[Records contained in a dataset]
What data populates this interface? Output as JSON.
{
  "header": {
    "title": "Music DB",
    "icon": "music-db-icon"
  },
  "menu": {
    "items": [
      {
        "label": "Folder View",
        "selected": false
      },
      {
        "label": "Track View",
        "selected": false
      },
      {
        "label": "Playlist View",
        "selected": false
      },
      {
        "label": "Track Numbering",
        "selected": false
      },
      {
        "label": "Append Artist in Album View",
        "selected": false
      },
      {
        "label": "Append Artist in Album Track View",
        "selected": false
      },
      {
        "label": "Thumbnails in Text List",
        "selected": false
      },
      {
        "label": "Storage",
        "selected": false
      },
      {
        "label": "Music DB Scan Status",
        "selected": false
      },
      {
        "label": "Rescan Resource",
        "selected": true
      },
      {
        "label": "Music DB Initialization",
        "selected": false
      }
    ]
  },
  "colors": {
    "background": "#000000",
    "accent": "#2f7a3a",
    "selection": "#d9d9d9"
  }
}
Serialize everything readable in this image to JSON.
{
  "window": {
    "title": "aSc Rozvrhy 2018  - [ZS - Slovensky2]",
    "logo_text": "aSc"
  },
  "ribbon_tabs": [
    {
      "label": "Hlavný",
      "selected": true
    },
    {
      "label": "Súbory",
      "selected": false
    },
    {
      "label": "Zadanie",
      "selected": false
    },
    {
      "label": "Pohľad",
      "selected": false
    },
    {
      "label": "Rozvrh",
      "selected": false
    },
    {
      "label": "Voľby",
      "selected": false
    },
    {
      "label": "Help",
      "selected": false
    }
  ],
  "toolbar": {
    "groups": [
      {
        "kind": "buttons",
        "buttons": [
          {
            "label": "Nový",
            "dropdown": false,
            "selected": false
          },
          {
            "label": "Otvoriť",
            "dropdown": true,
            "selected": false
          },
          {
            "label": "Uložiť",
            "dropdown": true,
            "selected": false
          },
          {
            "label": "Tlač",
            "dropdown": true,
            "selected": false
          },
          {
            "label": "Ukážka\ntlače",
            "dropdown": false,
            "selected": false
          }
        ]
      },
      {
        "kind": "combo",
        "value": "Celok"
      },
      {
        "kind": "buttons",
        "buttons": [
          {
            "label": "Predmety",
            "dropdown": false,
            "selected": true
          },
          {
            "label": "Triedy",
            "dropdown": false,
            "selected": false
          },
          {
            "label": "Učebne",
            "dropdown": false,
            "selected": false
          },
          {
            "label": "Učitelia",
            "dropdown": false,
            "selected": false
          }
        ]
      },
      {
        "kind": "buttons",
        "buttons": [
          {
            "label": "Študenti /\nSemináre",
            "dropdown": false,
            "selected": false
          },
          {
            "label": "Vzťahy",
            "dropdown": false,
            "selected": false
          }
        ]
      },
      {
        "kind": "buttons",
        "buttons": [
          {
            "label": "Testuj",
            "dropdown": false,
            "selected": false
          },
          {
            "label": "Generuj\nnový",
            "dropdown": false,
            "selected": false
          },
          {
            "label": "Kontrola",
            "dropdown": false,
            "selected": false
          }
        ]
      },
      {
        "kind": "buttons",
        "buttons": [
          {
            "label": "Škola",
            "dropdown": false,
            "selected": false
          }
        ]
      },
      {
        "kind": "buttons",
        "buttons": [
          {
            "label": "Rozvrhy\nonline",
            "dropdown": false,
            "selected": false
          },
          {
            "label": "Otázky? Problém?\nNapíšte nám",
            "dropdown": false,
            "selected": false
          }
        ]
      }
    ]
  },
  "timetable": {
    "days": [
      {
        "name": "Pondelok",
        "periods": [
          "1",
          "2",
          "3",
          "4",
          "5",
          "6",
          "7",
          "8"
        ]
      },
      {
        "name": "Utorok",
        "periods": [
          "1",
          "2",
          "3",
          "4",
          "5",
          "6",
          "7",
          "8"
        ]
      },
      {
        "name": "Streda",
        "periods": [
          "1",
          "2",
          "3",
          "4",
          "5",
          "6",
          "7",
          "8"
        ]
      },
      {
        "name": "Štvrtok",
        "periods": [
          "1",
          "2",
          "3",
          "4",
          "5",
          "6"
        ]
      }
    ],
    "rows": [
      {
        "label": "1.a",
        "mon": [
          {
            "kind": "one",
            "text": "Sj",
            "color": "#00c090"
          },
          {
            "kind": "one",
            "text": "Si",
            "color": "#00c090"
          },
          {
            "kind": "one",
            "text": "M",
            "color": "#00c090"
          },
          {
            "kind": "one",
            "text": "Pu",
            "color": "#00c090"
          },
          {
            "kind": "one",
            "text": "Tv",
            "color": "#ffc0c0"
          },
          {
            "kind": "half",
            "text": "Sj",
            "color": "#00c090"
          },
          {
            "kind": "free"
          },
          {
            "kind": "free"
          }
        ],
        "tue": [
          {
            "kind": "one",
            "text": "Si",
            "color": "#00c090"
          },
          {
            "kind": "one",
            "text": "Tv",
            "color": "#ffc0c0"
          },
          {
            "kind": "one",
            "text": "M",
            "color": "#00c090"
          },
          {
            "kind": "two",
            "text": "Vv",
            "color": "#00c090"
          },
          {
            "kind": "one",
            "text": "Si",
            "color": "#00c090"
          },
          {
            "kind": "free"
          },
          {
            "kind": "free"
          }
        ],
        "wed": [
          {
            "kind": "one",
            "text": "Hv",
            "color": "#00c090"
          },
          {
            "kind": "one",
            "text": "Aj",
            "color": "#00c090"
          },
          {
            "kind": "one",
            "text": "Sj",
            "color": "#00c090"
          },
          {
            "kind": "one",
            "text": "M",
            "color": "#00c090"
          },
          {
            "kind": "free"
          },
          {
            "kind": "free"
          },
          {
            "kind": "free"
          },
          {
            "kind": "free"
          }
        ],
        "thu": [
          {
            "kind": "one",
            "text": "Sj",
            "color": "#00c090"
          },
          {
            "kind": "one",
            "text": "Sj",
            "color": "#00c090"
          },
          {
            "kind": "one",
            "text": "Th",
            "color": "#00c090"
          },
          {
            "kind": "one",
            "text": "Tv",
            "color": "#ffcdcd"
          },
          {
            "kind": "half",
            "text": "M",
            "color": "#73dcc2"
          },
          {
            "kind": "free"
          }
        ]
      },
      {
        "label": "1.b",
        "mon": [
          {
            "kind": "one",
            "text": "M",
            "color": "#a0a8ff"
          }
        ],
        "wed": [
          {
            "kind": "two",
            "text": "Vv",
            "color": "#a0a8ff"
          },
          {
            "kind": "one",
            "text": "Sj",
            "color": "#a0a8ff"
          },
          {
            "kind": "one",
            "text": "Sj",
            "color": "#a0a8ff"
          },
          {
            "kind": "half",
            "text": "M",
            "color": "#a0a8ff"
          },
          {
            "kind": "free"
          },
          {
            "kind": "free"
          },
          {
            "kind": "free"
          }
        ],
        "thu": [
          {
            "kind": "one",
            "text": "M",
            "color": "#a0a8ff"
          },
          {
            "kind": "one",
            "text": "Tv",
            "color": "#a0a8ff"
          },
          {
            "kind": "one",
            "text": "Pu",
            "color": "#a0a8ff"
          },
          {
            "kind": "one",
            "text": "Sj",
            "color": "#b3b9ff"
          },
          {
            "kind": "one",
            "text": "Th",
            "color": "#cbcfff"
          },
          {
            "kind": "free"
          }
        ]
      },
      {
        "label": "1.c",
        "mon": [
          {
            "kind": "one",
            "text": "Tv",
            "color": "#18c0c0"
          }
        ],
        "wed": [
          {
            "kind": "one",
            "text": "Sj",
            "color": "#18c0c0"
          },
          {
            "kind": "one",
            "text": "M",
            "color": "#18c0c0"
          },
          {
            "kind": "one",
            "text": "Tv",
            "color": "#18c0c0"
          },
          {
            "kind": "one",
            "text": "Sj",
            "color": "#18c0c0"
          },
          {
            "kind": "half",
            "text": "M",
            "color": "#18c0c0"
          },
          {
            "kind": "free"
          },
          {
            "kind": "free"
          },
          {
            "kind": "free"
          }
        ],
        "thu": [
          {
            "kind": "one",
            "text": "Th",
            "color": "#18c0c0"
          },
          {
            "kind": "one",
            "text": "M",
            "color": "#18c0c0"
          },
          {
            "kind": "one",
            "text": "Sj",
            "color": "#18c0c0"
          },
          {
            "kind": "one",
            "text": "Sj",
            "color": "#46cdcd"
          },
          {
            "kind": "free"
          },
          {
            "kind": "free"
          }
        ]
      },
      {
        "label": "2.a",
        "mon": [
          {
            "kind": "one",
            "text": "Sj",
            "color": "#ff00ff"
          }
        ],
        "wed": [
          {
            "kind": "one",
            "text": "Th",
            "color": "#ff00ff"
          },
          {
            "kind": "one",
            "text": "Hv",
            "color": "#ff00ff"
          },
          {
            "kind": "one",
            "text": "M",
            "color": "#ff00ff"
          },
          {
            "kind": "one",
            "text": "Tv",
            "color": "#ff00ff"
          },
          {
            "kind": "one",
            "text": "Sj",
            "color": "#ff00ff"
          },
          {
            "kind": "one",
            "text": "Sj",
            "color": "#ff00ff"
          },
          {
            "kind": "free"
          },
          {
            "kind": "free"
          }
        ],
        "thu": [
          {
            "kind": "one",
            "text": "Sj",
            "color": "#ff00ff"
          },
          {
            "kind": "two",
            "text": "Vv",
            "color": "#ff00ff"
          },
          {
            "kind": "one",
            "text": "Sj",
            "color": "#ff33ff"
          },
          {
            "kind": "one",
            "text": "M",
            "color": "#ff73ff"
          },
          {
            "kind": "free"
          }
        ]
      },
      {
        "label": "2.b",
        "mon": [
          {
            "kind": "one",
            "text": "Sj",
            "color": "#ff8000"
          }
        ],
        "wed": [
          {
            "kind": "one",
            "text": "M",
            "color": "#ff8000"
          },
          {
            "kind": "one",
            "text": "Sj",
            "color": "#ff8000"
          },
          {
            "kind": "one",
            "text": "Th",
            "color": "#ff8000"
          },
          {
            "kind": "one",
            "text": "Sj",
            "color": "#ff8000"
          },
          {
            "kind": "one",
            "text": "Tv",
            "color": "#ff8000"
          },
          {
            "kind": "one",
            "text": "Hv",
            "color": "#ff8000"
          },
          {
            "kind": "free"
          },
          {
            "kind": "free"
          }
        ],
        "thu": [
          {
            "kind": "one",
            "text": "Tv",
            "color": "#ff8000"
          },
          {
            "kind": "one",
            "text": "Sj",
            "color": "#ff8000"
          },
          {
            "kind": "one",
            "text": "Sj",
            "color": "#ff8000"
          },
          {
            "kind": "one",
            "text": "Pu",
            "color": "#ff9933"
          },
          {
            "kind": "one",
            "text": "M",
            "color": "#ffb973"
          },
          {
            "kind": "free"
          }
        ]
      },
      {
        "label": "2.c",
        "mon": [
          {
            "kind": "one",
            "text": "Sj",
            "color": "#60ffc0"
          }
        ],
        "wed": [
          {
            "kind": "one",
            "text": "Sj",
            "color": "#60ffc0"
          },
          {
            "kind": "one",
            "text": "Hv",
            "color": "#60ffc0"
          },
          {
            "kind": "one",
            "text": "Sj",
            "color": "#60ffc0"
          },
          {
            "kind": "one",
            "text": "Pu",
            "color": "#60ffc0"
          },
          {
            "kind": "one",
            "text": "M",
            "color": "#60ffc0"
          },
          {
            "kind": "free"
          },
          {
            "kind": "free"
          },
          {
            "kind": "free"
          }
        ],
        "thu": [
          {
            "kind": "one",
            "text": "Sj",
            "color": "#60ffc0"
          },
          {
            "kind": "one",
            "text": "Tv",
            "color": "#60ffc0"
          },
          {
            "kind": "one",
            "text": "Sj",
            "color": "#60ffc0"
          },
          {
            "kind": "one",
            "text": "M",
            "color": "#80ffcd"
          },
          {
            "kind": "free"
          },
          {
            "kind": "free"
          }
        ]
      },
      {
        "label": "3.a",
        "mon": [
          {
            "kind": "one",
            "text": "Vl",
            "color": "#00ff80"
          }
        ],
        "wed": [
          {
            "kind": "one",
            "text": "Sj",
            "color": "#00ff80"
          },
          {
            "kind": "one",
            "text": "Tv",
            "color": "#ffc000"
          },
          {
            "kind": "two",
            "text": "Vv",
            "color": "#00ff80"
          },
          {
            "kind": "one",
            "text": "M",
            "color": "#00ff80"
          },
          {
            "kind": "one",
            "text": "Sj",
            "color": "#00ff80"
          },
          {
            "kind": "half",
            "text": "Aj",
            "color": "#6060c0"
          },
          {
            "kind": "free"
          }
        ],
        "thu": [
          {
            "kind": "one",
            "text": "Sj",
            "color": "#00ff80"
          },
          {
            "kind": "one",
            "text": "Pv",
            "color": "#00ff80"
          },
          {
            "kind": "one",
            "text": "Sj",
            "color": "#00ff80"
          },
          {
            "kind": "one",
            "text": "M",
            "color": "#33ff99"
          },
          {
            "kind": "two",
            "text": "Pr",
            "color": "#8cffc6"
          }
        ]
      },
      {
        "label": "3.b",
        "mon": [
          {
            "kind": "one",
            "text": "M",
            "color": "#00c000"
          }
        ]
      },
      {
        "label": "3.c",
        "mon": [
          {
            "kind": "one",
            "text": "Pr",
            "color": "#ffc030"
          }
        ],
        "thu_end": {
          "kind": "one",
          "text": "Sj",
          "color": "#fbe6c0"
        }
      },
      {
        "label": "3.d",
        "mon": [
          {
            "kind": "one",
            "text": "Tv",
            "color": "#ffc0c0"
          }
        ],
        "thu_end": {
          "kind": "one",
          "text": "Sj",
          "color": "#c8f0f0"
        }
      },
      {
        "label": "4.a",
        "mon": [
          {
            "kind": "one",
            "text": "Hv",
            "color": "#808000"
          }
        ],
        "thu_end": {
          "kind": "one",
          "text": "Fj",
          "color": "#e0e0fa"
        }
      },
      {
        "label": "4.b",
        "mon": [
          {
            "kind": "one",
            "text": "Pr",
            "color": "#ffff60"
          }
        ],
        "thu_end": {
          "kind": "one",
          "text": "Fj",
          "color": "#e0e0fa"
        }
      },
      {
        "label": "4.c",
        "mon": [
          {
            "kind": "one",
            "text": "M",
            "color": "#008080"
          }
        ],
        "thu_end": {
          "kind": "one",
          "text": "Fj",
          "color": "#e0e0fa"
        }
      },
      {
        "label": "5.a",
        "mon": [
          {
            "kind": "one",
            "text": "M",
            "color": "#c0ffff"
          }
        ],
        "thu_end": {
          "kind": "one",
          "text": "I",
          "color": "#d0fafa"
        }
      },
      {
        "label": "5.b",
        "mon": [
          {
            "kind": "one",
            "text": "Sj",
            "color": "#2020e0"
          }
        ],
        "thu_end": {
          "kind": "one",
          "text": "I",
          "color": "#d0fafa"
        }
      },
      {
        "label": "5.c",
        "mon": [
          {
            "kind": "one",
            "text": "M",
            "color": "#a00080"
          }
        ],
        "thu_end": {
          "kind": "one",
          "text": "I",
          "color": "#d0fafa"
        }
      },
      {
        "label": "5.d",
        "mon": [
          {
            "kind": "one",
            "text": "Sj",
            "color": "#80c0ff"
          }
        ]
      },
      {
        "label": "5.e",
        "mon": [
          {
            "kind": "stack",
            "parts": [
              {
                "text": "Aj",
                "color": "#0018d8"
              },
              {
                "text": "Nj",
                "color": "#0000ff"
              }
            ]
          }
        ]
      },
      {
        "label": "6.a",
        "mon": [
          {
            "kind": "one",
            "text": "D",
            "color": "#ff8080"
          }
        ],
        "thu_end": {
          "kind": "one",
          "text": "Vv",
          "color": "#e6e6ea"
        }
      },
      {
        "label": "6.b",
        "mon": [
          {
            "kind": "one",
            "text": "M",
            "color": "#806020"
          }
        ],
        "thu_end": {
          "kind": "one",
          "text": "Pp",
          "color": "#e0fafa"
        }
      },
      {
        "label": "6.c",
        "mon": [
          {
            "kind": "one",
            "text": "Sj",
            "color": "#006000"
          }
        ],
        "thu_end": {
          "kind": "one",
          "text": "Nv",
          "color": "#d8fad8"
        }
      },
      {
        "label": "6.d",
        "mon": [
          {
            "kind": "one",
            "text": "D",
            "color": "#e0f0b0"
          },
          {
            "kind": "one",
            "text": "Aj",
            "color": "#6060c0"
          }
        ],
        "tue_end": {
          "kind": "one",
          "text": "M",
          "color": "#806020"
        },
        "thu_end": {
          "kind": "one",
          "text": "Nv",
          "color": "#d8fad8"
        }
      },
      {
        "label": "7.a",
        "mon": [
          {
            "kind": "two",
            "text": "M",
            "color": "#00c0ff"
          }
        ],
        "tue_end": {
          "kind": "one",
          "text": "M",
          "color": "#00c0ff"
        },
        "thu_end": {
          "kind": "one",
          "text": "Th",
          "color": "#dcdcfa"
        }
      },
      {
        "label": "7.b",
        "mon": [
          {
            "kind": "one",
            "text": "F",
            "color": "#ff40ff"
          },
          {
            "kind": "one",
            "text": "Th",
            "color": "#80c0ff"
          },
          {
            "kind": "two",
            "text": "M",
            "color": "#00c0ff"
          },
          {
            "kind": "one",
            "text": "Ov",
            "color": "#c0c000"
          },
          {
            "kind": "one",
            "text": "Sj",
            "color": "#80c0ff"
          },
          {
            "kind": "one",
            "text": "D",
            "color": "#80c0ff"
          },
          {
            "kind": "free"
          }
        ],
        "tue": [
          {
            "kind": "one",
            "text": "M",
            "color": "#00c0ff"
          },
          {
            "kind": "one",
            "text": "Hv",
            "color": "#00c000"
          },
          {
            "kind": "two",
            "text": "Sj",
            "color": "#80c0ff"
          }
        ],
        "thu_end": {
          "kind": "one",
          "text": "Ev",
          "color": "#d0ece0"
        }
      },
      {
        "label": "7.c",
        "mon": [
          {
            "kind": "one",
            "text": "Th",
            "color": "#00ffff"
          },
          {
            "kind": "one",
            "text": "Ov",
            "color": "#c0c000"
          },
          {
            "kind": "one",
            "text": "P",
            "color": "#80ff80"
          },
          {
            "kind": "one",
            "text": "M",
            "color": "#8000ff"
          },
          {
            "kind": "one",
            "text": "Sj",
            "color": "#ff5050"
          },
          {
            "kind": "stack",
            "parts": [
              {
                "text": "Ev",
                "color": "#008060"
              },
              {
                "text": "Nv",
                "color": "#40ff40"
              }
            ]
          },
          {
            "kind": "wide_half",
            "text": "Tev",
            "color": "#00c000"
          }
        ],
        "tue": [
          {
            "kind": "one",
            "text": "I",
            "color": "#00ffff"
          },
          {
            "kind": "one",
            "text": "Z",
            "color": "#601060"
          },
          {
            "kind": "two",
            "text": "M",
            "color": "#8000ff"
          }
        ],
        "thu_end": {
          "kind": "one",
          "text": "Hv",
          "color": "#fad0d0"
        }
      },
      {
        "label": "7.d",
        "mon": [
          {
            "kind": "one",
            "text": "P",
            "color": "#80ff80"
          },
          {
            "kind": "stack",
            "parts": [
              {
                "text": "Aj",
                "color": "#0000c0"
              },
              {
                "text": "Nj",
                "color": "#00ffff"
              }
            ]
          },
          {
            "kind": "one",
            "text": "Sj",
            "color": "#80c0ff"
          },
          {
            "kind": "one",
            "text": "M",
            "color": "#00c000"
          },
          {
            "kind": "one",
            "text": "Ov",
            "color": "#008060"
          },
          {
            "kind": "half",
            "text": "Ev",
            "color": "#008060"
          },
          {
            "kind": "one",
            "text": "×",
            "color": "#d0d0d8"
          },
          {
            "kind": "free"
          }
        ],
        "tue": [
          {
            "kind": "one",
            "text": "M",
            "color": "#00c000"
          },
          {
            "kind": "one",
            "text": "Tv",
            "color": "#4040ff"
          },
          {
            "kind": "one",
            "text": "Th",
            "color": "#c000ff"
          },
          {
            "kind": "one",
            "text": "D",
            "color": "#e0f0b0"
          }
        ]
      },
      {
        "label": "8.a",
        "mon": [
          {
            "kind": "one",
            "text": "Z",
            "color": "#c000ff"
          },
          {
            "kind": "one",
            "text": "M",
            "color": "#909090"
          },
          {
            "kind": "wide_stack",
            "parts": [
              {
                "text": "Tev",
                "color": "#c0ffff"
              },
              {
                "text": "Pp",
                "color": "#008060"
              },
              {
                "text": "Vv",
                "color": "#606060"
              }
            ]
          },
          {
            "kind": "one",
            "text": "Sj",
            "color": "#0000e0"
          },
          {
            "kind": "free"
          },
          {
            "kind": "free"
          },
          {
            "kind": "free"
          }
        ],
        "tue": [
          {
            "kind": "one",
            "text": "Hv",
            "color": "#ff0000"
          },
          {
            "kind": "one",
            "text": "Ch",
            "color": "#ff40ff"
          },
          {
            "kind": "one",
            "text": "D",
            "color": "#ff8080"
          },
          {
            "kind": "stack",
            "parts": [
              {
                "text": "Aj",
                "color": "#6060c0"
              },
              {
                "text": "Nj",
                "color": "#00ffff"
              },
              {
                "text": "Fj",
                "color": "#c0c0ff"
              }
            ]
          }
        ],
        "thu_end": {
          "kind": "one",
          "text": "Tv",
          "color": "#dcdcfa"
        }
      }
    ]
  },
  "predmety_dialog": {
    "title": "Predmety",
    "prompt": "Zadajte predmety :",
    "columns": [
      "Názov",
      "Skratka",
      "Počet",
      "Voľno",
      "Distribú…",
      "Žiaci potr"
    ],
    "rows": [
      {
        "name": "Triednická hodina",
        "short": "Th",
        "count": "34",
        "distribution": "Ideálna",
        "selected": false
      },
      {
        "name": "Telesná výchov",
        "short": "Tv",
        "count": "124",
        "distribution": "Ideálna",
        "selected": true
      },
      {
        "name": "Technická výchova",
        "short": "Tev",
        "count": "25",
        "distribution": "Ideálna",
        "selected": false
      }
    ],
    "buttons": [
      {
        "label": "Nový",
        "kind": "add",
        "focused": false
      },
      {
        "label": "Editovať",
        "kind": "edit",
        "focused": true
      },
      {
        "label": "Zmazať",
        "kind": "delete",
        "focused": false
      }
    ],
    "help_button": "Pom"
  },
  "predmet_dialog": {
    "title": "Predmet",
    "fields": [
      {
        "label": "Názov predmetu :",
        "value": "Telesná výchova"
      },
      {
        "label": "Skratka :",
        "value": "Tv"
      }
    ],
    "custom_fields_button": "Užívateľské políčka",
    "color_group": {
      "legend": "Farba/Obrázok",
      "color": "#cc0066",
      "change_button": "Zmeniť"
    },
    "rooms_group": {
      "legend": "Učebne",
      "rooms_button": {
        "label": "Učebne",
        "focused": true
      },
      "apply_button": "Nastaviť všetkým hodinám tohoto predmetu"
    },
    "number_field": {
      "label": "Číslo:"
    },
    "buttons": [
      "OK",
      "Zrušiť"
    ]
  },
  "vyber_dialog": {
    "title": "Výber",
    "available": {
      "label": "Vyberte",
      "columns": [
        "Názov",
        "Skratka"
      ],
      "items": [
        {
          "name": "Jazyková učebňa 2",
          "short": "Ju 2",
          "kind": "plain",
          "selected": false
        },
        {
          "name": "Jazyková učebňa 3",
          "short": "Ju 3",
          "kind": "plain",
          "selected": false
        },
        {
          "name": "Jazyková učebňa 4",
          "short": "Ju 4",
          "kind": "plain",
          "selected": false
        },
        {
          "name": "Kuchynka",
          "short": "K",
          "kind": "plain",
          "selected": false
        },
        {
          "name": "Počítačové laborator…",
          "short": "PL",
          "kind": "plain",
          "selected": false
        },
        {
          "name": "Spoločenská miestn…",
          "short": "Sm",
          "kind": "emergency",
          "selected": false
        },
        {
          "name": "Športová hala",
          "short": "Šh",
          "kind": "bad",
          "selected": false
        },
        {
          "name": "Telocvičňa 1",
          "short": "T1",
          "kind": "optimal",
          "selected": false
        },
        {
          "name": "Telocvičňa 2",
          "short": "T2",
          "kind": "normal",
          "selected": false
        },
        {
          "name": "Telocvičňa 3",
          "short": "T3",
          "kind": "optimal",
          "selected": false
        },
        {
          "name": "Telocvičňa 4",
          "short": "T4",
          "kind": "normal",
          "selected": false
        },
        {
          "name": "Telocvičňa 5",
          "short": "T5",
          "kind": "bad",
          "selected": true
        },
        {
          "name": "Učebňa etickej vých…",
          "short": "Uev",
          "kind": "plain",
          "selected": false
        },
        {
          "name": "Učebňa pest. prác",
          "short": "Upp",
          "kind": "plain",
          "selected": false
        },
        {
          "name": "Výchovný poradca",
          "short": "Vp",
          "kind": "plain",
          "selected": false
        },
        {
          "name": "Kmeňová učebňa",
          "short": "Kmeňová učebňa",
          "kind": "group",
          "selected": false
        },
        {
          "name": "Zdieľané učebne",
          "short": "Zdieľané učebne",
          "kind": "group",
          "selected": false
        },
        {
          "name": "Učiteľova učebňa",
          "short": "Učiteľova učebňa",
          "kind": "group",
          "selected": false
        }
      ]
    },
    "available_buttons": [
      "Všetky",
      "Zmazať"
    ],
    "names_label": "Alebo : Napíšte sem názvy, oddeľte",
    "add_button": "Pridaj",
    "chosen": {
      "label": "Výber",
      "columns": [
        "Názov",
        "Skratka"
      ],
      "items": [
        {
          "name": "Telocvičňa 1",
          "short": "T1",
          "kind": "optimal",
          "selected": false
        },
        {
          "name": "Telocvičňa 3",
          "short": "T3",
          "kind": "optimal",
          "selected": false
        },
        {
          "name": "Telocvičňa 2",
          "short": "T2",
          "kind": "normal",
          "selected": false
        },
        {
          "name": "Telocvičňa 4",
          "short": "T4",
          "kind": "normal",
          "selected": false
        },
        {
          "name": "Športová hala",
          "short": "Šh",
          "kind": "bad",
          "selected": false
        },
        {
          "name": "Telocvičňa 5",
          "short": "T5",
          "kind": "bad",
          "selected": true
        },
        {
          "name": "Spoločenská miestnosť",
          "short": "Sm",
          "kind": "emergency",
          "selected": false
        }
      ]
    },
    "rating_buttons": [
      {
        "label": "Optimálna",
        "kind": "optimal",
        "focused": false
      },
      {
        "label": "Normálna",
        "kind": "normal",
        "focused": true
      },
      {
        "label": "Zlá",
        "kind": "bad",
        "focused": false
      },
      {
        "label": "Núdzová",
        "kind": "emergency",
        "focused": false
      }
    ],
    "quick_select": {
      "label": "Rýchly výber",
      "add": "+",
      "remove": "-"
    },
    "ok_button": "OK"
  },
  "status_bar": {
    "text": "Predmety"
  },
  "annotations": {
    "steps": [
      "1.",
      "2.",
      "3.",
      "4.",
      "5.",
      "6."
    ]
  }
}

STATED PROBLEM ▸ Keep only the lines that hold the string "Skratka", and copy them out.

SOLUTION FOR THIS PROBLEM ▸
      "Skratka",
        "label": "Skratka :",
        "Skratka"
        "Skratka"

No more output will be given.